The exercise >>
Provide a single number: the count of lines containing the string "this".

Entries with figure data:
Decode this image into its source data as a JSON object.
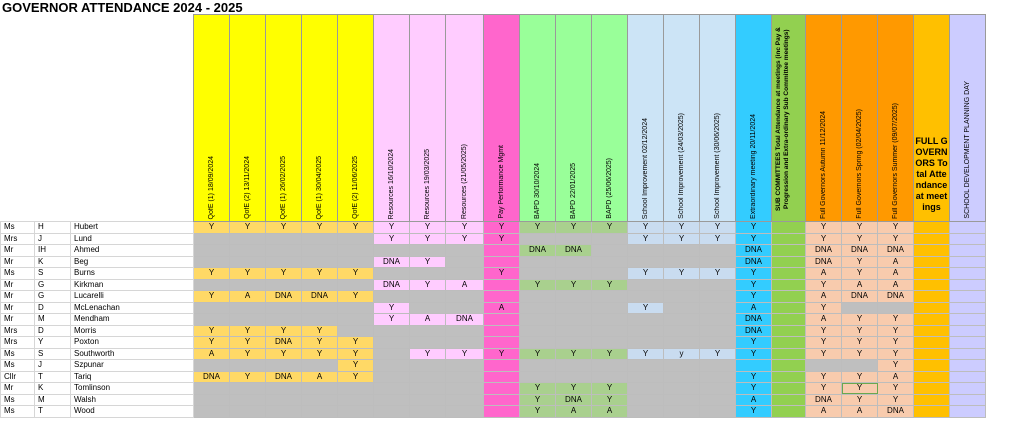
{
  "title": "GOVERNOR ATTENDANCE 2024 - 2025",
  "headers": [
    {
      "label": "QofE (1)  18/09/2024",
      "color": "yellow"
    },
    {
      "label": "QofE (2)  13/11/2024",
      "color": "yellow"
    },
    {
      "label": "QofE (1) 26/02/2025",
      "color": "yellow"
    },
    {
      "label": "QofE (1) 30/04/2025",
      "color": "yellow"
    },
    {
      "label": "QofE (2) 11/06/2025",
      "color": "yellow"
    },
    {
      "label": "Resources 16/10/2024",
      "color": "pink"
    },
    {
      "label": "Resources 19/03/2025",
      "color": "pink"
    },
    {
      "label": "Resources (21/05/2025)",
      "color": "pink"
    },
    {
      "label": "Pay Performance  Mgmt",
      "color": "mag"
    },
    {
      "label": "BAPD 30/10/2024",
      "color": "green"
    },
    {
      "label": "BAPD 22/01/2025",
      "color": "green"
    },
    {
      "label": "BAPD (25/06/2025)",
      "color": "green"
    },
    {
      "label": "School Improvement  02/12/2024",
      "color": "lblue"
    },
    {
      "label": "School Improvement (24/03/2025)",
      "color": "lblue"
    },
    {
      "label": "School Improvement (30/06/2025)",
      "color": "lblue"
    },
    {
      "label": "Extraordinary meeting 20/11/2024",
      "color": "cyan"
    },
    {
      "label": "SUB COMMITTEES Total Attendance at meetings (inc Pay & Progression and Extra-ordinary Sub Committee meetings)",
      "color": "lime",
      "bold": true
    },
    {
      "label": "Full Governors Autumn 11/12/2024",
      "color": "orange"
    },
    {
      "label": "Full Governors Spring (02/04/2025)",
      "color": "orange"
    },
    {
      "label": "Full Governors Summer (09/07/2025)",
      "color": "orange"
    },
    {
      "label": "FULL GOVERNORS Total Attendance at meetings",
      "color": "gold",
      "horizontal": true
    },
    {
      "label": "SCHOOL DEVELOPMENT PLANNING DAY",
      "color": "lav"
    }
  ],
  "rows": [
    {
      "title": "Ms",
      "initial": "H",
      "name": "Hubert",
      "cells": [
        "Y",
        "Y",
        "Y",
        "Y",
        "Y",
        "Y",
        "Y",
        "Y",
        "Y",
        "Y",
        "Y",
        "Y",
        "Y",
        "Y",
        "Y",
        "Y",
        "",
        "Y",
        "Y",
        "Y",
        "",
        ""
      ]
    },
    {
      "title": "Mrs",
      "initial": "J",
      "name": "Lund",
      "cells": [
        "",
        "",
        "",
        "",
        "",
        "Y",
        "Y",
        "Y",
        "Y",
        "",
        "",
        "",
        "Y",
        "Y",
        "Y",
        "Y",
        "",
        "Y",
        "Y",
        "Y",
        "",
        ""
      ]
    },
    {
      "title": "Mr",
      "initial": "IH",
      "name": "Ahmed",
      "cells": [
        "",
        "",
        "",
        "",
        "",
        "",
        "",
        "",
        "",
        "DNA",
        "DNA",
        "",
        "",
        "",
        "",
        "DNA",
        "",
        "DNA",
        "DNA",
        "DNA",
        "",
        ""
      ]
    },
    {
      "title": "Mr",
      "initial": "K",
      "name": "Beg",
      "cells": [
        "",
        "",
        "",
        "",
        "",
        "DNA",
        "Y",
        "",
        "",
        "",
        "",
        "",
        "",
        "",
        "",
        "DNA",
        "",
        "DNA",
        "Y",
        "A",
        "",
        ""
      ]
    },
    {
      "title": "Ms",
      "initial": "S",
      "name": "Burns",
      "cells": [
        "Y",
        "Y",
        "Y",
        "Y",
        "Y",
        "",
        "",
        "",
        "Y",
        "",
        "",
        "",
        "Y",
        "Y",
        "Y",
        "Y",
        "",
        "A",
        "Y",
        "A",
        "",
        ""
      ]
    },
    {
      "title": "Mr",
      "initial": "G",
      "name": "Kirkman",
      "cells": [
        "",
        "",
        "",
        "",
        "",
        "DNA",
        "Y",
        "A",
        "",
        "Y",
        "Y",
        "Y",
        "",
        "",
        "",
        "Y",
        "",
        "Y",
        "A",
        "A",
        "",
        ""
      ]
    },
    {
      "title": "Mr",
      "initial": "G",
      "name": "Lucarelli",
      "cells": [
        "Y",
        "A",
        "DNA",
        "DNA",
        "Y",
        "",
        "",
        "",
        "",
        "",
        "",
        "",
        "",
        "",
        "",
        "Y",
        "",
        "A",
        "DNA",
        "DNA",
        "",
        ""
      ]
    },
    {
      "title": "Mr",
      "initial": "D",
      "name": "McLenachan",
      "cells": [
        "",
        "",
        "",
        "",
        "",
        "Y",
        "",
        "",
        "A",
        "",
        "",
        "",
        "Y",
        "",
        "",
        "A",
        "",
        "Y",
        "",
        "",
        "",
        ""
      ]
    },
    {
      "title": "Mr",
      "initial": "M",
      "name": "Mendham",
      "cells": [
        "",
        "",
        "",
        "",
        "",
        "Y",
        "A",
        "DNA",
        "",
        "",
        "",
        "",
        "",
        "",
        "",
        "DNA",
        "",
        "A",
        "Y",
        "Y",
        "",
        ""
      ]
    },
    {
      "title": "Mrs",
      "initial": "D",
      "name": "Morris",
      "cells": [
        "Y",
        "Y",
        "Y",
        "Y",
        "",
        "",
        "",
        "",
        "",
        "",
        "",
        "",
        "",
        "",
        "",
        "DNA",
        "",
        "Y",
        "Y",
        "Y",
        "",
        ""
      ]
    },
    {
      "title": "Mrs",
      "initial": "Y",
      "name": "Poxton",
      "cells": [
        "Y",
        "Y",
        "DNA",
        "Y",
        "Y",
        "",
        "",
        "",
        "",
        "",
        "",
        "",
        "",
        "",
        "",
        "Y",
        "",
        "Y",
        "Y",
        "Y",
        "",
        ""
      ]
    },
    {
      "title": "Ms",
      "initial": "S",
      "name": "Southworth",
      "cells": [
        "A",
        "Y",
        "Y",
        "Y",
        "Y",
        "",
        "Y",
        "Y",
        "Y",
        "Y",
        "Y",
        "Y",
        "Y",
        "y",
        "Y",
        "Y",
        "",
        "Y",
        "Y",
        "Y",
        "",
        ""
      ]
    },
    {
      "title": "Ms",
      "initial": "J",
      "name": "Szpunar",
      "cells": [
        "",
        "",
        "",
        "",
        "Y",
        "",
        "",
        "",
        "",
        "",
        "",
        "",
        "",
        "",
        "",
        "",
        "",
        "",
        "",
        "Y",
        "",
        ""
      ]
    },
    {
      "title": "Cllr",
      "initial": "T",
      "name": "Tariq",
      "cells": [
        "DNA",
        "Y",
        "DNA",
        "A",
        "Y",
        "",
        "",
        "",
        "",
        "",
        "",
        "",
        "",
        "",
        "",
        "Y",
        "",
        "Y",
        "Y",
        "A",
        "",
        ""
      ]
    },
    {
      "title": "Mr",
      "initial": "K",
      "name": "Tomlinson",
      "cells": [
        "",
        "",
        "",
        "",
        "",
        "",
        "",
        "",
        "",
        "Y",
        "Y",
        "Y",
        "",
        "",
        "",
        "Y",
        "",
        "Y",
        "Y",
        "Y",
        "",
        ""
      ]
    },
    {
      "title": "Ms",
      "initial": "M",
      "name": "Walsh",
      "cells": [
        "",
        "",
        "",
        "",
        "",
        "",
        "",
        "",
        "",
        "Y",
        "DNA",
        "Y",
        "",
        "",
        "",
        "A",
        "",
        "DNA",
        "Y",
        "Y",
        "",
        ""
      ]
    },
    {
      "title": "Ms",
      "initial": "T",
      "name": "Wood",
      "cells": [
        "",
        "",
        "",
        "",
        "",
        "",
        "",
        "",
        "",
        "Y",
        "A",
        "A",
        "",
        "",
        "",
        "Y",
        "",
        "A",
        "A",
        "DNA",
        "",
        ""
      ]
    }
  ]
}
--
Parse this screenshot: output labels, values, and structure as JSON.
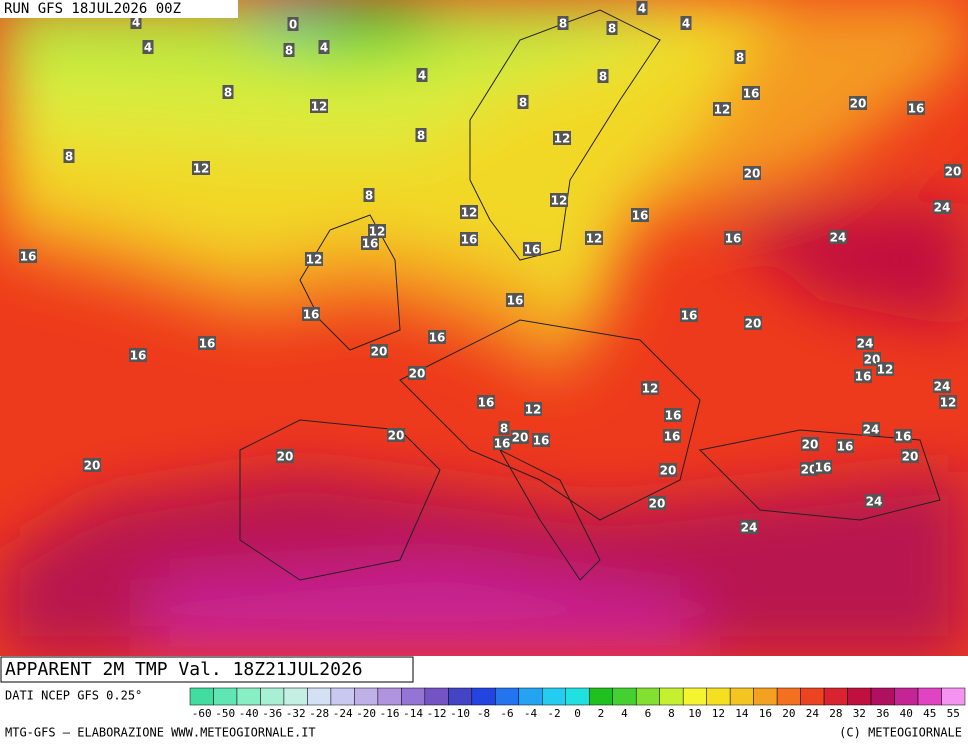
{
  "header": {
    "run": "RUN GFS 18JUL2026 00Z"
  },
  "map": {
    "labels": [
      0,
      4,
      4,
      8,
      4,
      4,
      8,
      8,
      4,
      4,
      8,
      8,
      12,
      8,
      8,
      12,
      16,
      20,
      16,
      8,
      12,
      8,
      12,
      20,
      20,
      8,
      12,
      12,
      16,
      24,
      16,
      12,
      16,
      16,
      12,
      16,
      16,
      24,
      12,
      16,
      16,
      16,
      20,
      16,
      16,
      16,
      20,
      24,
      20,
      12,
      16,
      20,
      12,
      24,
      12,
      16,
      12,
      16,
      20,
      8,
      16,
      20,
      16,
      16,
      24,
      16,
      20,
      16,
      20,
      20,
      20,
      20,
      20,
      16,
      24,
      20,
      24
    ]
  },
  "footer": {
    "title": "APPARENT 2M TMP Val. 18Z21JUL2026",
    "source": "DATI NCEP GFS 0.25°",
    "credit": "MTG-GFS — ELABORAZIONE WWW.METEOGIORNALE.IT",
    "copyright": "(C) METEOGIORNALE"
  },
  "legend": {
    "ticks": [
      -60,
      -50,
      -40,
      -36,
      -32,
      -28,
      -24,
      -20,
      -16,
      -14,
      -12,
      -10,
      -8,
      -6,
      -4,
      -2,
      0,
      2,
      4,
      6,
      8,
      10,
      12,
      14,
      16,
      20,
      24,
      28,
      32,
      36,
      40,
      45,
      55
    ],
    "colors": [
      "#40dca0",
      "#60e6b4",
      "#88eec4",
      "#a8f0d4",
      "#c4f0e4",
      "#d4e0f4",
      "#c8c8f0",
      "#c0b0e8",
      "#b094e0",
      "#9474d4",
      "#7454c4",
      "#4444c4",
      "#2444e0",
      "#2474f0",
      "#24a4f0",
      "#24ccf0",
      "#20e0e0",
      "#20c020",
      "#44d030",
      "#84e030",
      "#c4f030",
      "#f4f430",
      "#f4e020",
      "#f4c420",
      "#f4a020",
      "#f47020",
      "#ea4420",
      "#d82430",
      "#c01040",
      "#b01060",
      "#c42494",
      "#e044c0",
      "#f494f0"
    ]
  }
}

Written reply >>
2